■ Written exercise ■
In the entries, find all lines that hold the word "title" and copy them.

[Stored items]

· · · · ·

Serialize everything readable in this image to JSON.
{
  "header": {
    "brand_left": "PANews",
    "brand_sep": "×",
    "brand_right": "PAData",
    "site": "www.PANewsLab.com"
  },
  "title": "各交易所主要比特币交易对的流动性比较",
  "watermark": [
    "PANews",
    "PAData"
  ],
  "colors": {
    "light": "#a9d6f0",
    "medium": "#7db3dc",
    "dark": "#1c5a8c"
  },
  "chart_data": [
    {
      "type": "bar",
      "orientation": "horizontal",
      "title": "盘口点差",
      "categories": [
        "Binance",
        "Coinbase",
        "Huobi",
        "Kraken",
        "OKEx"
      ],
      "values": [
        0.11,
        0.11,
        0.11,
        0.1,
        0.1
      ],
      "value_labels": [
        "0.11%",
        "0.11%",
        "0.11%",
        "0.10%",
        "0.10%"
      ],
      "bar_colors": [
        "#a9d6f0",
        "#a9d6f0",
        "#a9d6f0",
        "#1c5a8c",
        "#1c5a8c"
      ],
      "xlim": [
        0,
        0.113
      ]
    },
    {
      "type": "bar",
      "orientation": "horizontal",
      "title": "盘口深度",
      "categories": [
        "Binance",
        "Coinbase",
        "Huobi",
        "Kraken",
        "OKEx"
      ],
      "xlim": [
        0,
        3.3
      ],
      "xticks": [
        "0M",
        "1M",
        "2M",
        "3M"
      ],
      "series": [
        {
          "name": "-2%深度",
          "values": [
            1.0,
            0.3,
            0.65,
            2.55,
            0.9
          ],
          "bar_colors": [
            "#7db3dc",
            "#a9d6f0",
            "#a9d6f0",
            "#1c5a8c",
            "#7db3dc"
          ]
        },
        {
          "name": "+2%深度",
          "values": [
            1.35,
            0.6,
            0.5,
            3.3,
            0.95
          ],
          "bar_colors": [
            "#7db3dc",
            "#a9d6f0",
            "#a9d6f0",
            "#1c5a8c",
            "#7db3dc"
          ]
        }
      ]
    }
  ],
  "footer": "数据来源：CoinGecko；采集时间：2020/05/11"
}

· · · · ·

■ Output below ■
  "title": "各交易所主要比特币交易对的流动性比较",
      "title": "盘口点差",
      "title": "盘口深度",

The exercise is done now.